#### Available data ####

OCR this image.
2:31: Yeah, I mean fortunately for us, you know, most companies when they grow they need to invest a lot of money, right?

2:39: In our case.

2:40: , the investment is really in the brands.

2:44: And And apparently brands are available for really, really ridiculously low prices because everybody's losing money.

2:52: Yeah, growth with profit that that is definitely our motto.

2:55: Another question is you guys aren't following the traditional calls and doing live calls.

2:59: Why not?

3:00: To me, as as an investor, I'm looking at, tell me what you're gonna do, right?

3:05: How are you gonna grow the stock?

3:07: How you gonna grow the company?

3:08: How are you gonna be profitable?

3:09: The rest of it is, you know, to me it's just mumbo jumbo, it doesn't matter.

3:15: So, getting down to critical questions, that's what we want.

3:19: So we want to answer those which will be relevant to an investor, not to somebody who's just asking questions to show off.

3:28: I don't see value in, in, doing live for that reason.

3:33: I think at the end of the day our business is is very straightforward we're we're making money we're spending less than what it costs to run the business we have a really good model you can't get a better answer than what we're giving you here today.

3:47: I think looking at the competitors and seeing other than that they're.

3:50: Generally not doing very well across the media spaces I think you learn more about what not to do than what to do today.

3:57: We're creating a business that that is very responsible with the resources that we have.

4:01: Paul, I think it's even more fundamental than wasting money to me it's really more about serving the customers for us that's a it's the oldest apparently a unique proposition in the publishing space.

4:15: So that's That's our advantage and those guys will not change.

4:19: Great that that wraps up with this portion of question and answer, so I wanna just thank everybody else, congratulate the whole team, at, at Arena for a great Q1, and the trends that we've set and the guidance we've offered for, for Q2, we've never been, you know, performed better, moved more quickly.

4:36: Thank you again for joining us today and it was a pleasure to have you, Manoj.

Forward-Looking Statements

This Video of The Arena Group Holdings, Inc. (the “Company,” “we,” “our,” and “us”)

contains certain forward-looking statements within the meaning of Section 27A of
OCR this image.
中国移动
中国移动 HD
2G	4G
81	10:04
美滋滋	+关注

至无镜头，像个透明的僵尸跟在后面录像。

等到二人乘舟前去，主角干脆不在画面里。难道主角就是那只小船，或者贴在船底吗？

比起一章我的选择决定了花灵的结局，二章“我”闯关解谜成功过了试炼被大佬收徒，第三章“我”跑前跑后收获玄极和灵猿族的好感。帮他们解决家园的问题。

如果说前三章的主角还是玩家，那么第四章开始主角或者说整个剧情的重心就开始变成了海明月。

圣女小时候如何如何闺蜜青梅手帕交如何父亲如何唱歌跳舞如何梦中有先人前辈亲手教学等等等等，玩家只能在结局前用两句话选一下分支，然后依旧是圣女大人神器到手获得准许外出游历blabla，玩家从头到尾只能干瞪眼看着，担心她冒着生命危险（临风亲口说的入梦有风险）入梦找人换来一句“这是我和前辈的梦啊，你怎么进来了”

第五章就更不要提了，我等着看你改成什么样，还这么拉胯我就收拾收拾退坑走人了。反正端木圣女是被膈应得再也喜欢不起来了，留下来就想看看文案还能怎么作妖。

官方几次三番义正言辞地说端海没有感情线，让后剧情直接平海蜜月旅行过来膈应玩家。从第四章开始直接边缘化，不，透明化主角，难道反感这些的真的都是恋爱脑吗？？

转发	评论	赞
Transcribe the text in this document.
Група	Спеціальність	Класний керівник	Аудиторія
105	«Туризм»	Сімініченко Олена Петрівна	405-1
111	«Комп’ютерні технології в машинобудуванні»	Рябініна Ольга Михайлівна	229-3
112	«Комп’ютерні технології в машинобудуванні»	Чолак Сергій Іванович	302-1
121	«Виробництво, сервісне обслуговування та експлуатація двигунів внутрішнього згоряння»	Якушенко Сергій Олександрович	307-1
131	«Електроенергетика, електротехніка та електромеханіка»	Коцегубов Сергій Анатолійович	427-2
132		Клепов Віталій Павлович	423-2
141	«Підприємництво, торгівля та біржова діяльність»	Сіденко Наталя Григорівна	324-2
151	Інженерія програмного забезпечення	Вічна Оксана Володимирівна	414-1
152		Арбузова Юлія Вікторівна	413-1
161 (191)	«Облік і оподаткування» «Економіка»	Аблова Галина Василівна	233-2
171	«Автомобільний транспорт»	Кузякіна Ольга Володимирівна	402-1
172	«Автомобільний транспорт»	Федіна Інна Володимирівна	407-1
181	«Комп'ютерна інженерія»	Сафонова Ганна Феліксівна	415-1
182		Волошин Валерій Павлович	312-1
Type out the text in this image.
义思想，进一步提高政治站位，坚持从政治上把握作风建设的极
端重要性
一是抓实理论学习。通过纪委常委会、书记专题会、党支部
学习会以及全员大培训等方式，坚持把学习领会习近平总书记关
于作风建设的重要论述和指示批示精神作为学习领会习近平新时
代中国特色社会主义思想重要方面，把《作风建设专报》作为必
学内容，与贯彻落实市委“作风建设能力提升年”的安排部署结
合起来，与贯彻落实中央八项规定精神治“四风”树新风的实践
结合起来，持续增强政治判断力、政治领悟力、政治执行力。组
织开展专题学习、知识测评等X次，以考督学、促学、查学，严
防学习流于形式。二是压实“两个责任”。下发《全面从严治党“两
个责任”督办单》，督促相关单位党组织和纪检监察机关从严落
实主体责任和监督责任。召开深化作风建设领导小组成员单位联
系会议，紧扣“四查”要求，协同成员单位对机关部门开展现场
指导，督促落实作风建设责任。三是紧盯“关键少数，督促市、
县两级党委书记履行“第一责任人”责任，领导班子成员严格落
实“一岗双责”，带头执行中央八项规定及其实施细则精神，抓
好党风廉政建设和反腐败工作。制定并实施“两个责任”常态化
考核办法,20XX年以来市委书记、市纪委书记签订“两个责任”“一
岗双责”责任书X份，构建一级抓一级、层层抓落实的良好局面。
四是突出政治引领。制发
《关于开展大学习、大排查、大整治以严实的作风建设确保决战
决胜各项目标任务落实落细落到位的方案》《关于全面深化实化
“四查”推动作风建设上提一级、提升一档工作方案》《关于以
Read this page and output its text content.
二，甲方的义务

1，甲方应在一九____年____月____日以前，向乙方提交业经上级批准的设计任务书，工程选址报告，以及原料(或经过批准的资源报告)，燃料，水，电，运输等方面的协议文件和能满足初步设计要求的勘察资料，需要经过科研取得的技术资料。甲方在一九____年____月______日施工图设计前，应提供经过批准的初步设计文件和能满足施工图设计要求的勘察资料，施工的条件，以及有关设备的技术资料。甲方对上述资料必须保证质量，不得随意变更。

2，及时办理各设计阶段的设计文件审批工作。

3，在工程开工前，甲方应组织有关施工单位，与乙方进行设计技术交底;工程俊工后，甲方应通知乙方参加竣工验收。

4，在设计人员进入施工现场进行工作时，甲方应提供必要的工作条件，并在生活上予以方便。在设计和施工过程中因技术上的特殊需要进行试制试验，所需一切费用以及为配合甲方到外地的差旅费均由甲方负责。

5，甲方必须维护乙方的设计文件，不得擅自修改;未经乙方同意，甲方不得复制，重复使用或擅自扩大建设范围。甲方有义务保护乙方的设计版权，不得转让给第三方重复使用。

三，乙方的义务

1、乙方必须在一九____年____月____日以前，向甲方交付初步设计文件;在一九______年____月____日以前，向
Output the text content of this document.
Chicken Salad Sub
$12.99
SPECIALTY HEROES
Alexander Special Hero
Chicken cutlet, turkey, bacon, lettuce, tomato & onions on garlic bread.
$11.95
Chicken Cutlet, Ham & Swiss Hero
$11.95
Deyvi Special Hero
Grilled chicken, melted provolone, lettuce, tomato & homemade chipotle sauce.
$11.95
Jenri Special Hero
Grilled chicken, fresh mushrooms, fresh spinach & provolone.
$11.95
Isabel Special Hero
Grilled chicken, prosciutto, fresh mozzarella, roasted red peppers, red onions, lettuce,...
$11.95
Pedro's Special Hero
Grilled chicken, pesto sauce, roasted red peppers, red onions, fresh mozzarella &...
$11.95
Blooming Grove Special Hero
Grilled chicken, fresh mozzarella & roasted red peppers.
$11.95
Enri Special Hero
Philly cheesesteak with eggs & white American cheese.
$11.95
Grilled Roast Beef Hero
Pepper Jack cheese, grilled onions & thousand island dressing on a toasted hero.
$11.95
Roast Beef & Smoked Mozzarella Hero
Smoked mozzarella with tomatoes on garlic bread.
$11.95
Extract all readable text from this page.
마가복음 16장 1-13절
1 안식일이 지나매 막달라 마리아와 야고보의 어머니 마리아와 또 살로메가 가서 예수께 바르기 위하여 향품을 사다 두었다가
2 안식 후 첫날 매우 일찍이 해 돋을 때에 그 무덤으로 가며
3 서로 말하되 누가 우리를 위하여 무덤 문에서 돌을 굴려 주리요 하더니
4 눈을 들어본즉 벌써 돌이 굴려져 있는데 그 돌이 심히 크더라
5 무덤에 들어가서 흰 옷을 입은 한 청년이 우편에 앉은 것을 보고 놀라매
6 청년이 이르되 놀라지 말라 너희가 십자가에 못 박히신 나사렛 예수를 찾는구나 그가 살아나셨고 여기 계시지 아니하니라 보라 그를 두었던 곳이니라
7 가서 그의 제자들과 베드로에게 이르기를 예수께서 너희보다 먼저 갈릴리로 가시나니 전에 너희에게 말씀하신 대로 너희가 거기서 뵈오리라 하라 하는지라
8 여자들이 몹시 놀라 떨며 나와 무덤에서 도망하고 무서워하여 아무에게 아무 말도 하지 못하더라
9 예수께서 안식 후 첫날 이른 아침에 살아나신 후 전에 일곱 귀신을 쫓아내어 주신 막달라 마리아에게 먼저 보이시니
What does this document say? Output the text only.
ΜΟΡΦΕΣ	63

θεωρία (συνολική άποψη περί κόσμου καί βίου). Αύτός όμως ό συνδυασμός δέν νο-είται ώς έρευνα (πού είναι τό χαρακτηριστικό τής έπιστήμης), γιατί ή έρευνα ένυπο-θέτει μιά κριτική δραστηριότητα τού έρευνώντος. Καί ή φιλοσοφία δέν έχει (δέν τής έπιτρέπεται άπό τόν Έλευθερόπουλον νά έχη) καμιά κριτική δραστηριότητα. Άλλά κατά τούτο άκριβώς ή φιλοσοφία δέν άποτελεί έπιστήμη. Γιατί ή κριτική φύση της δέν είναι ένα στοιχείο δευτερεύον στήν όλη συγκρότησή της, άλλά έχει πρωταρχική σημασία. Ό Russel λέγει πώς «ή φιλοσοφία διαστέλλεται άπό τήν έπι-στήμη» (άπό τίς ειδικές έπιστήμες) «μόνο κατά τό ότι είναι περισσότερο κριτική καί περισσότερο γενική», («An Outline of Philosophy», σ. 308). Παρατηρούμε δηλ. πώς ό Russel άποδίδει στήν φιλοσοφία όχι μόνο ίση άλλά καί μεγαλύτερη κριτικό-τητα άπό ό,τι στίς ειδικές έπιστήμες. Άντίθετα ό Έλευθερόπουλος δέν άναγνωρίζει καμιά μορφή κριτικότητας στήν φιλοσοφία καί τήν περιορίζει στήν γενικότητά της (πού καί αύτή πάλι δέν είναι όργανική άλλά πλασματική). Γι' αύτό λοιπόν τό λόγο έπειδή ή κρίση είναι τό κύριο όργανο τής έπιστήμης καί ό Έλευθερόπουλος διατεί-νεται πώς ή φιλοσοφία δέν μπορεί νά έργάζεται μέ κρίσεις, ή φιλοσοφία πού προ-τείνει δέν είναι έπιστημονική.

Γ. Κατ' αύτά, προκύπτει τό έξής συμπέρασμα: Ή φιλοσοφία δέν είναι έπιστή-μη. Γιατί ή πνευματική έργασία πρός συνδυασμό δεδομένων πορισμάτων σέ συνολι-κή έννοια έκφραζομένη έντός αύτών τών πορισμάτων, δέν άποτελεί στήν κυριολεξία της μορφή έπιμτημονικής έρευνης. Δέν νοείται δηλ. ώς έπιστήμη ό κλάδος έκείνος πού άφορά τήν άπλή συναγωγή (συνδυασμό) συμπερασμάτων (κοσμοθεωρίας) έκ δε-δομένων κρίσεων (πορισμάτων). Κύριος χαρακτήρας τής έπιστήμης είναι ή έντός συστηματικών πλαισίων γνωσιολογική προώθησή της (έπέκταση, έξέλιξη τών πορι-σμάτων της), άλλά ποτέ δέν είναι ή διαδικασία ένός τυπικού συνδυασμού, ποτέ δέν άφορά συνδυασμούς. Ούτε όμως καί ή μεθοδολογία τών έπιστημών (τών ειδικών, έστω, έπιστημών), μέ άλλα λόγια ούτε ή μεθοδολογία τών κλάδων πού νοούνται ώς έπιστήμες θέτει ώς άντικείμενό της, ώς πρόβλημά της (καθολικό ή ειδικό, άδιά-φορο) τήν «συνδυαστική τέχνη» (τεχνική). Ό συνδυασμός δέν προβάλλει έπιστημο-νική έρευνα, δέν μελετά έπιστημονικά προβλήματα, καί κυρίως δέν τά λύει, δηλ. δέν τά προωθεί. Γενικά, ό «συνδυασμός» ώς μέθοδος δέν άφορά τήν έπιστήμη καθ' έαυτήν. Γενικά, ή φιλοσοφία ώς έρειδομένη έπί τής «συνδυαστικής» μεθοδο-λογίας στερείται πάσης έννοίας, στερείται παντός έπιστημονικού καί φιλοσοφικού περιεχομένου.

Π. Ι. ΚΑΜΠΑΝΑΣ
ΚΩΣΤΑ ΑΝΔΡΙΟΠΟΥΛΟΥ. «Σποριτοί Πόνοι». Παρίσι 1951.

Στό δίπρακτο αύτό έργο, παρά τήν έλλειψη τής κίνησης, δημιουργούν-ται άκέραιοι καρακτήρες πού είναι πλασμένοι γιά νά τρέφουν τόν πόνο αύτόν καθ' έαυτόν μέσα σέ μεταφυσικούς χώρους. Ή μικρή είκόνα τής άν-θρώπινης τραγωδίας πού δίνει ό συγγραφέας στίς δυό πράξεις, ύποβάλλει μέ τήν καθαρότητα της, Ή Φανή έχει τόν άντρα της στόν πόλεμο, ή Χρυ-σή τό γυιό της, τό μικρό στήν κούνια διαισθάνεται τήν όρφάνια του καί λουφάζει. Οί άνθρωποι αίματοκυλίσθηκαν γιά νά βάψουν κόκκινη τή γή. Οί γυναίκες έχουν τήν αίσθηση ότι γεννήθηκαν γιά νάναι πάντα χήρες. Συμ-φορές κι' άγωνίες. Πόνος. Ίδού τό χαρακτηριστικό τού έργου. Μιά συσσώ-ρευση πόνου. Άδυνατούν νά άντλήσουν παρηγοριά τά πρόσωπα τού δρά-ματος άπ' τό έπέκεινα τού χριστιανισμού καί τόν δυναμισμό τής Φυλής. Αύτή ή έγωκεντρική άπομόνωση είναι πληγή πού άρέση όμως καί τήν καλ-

####

◆ **To be done**
Write down every line of the data above that includes the string "brands".

◆ **Reply**
2:40: , the investment is really in the brands.
2:44: And And apparently brands are available for really, really ridiculously low prices because everybody's losing money.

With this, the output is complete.